Data to process:
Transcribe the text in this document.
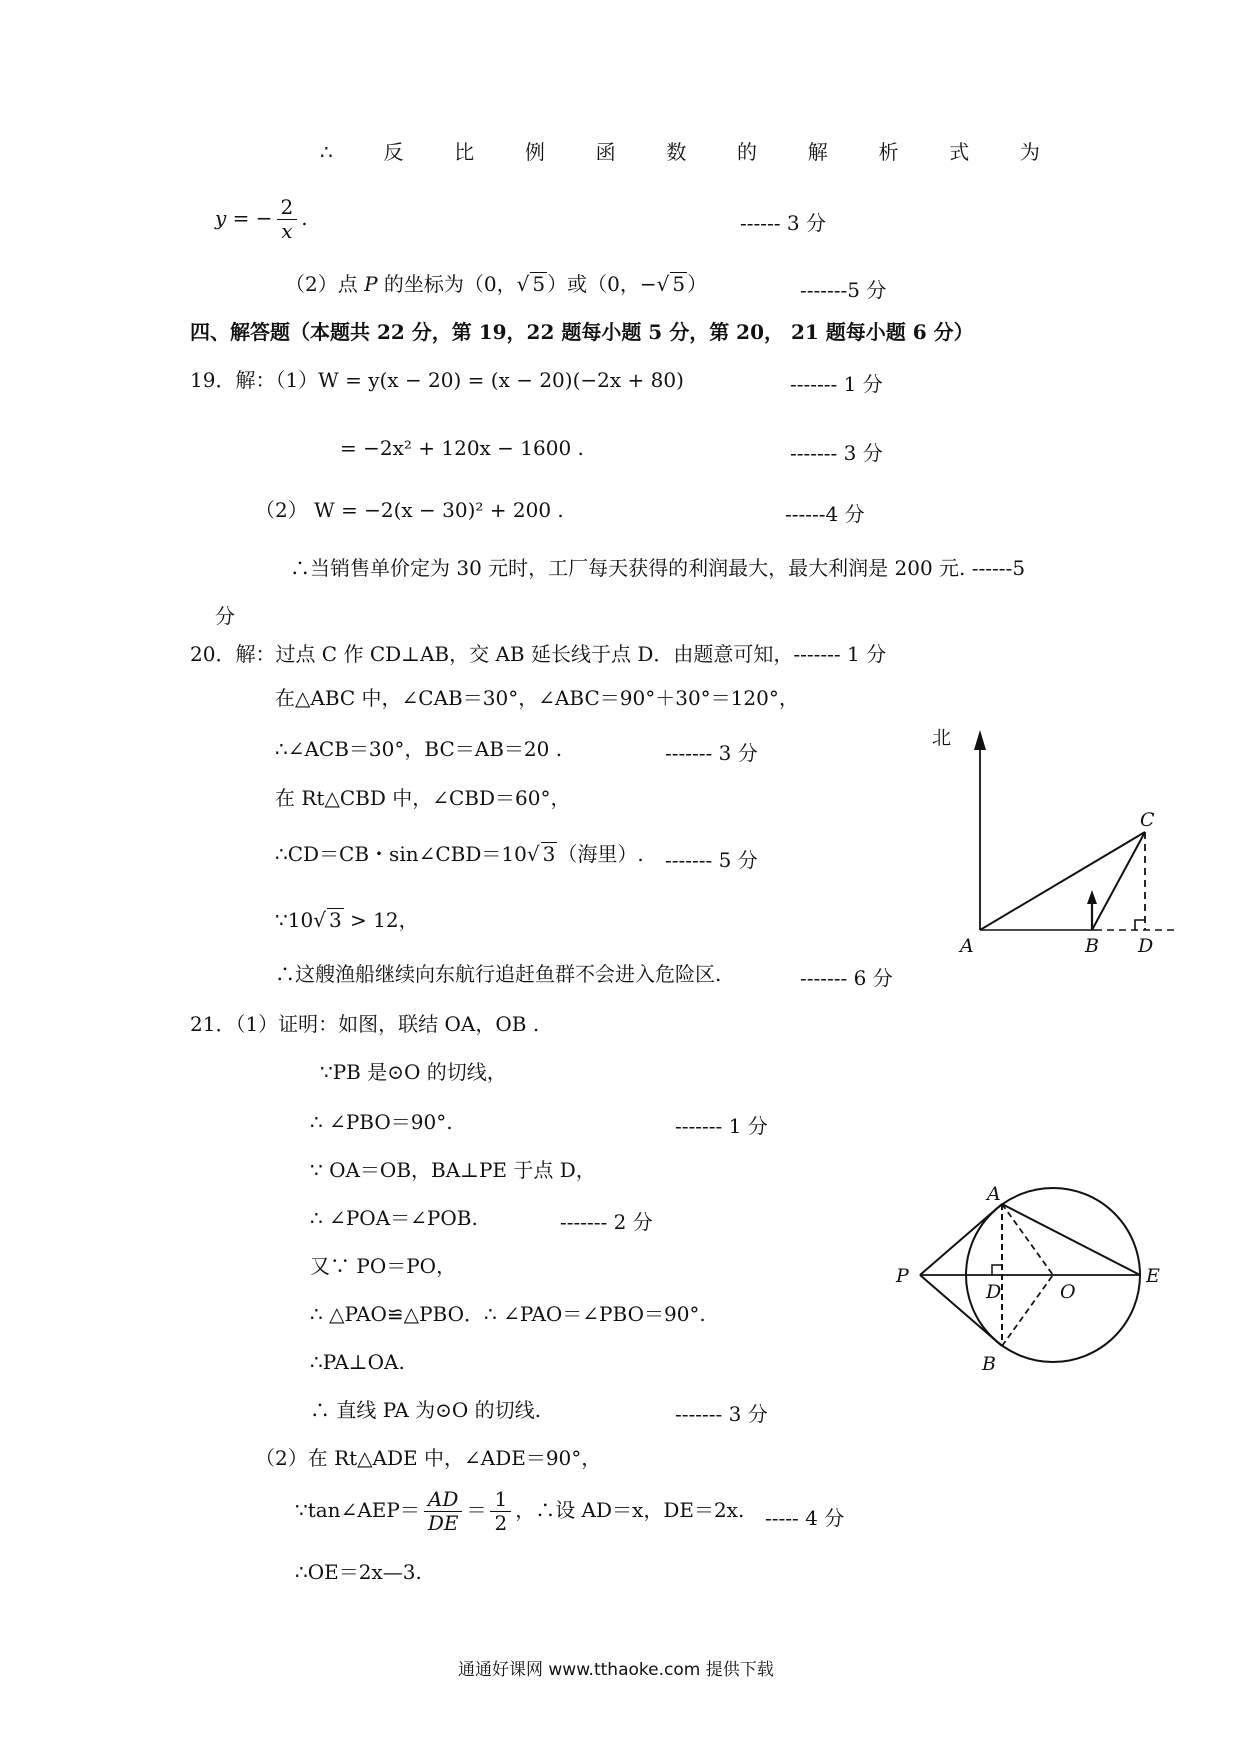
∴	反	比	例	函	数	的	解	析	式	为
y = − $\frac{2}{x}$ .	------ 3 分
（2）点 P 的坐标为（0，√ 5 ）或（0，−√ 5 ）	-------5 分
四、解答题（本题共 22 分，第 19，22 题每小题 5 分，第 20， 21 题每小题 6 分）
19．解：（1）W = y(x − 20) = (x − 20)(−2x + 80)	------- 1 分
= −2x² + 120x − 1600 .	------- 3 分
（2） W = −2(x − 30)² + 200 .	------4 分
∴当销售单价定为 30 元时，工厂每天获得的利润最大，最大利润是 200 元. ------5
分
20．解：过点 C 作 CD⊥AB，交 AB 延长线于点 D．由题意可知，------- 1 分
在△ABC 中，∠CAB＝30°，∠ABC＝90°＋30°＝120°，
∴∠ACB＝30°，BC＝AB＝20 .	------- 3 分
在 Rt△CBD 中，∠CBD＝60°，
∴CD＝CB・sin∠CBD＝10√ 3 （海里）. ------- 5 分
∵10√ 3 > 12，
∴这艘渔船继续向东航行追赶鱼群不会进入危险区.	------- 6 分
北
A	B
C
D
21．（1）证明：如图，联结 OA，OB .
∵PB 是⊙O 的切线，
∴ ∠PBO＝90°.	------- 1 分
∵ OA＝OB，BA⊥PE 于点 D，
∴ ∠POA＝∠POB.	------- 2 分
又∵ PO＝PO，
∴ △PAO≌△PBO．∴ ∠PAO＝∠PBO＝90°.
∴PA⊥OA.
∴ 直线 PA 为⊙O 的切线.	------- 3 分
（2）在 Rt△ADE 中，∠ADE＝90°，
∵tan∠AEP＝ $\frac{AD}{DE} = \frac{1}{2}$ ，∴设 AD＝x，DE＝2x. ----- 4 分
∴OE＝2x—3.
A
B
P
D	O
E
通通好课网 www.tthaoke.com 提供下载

...

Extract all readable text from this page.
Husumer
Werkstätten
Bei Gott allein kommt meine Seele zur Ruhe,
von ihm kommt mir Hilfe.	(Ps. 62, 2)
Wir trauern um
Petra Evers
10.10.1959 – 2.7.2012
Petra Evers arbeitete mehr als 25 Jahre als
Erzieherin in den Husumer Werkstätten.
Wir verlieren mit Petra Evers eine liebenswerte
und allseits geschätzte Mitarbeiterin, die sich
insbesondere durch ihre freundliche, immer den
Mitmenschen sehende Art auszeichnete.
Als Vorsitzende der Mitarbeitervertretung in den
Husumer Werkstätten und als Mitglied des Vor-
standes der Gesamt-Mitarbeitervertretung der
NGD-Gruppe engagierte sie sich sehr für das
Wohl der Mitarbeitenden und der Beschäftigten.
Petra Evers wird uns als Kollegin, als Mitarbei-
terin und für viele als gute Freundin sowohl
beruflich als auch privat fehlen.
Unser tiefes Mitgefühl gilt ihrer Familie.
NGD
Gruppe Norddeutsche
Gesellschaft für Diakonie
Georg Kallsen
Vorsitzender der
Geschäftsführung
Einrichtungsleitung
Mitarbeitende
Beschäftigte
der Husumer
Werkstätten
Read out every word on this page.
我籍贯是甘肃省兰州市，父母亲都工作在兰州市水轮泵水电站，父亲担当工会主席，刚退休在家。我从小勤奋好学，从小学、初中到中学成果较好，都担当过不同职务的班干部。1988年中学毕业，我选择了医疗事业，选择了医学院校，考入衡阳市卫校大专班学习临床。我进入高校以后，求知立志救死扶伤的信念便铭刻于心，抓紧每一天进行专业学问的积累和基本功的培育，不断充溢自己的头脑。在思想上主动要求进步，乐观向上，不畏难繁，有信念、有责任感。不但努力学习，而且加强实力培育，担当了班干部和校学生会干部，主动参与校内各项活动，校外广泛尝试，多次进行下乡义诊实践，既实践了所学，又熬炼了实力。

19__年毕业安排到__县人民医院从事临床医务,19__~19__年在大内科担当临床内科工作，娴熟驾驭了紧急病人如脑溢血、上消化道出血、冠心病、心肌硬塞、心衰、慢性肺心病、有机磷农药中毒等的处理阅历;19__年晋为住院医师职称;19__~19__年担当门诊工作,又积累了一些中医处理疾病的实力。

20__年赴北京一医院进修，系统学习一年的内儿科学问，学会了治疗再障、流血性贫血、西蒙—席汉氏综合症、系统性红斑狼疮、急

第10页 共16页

Exercise:
Identify the lines in the entries above that contain "Werkstätten", then copy them out.

Result of the task:
Werkstätten
Erzieherin in den Husumer Werkstätten.
Husumer Werkstätten und als Mitglied des Vor-
Werkstätten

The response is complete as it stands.